== Your objective ==
Identify all lines of the data containing the string "Than" and copy them.

== Dataset entries ==
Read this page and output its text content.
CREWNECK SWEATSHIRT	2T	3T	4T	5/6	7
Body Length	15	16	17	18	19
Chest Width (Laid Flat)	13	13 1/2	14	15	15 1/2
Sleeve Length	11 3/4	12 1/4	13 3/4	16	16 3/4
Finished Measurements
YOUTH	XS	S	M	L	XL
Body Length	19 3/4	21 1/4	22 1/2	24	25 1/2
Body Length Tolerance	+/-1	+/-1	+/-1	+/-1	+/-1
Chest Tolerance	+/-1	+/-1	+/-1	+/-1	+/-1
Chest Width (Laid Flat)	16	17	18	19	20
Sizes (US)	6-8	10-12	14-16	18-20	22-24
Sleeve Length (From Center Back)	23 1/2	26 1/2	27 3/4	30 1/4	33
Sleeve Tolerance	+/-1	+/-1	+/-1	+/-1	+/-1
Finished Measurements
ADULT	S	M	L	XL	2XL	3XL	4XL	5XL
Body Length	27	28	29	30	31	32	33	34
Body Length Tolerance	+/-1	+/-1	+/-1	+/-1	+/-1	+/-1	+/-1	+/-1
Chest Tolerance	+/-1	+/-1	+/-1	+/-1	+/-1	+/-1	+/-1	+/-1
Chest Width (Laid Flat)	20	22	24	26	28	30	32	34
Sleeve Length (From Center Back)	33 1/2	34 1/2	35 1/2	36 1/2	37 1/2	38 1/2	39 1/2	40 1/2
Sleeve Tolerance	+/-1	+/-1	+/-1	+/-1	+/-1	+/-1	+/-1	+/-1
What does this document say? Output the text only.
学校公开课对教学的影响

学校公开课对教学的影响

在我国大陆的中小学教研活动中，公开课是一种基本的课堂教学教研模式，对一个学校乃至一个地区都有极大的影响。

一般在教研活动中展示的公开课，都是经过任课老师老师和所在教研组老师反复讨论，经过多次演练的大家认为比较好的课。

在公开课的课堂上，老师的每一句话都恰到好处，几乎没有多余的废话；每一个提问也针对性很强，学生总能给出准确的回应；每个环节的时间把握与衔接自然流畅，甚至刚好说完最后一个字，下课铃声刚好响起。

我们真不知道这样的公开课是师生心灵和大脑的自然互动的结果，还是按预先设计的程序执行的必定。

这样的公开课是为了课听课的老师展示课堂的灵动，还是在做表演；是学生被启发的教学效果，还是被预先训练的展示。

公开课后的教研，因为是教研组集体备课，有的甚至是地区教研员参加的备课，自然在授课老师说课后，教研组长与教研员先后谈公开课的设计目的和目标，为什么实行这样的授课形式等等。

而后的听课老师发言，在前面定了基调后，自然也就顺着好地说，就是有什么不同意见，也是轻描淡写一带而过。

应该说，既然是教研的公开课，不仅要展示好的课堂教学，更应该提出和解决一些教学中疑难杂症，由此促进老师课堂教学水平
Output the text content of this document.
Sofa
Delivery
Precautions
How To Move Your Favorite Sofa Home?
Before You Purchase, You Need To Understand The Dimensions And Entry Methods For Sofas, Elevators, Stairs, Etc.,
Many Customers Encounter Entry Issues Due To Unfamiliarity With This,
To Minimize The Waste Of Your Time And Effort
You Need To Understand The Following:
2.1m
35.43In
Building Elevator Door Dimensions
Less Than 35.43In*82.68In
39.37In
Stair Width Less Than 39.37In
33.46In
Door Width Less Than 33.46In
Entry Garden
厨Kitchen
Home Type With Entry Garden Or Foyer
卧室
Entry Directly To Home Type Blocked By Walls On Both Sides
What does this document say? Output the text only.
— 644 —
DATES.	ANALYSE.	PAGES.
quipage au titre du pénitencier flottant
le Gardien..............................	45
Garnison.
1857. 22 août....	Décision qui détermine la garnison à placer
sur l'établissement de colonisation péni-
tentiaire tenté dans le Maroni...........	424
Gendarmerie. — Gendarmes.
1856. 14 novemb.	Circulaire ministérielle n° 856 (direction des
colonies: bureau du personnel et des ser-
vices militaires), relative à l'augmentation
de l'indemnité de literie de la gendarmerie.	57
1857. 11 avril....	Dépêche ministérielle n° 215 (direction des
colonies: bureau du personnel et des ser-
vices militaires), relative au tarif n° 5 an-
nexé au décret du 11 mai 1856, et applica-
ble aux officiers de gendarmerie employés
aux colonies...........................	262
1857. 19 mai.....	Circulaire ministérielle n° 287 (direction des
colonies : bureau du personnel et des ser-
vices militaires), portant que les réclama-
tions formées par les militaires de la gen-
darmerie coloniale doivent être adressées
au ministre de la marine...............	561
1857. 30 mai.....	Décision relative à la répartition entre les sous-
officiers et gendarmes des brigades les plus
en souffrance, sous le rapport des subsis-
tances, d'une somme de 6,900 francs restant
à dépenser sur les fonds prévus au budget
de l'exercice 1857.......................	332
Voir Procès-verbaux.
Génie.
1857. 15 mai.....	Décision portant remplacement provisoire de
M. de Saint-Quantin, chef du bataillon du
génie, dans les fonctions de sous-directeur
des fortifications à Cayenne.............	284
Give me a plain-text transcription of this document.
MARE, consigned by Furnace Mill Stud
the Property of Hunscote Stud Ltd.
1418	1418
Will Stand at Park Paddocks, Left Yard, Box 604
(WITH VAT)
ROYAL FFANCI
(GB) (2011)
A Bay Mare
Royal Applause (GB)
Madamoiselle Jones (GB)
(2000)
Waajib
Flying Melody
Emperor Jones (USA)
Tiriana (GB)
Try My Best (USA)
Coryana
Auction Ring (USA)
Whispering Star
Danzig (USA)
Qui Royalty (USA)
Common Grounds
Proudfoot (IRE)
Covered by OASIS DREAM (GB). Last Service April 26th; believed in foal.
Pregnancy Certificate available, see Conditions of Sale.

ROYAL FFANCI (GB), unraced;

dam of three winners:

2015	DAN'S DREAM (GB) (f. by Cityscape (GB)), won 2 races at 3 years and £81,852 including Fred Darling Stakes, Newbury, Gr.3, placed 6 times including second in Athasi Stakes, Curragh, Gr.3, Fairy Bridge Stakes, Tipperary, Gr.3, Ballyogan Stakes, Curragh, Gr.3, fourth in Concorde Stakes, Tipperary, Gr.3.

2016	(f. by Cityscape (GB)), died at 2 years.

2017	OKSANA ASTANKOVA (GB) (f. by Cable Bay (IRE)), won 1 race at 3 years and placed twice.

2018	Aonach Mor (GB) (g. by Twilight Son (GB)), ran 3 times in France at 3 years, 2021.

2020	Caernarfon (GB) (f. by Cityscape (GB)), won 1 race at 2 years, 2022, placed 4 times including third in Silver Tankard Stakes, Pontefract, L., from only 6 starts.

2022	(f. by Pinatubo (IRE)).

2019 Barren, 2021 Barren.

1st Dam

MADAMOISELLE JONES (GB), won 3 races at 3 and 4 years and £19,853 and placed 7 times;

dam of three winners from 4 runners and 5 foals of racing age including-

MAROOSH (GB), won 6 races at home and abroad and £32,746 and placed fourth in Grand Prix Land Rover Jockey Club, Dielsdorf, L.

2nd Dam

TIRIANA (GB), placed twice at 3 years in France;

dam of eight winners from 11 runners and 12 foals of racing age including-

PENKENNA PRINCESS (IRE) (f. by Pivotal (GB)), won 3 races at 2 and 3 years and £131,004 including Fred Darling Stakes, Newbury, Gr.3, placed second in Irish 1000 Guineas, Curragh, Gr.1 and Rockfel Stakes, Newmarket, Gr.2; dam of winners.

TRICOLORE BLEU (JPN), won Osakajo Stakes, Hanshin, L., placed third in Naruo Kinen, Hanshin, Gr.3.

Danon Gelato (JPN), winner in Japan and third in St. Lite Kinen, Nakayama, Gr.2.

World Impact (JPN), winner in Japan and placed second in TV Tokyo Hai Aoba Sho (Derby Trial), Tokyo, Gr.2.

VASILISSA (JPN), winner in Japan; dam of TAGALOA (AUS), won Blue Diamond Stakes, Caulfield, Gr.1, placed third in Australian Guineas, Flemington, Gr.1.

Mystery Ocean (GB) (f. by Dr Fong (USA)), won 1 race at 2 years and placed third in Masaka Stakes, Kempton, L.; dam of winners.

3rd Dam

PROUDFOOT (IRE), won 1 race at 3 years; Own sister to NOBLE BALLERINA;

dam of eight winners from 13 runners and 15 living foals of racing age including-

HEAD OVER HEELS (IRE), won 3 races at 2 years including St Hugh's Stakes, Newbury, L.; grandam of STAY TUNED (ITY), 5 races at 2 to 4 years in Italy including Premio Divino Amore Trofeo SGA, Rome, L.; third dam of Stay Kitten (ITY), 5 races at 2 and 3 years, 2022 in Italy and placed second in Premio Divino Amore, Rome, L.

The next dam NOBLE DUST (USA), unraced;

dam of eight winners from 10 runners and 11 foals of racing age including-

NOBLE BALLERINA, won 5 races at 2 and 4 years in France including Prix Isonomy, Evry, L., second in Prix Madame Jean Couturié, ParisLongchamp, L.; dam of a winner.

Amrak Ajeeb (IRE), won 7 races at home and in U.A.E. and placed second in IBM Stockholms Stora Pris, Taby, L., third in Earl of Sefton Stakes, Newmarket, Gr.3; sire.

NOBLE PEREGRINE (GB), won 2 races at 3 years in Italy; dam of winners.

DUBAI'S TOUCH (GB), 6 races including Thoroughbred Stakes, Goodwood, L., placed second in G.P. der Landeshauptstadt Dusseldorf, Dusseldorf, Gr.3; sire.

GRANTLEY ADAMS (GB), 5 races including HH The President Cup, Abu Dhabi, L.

== Finished answer ==
Less Than 35.43In*82.68In
Stair Width Less Than 39.37In
Door Width Less Than 33.46In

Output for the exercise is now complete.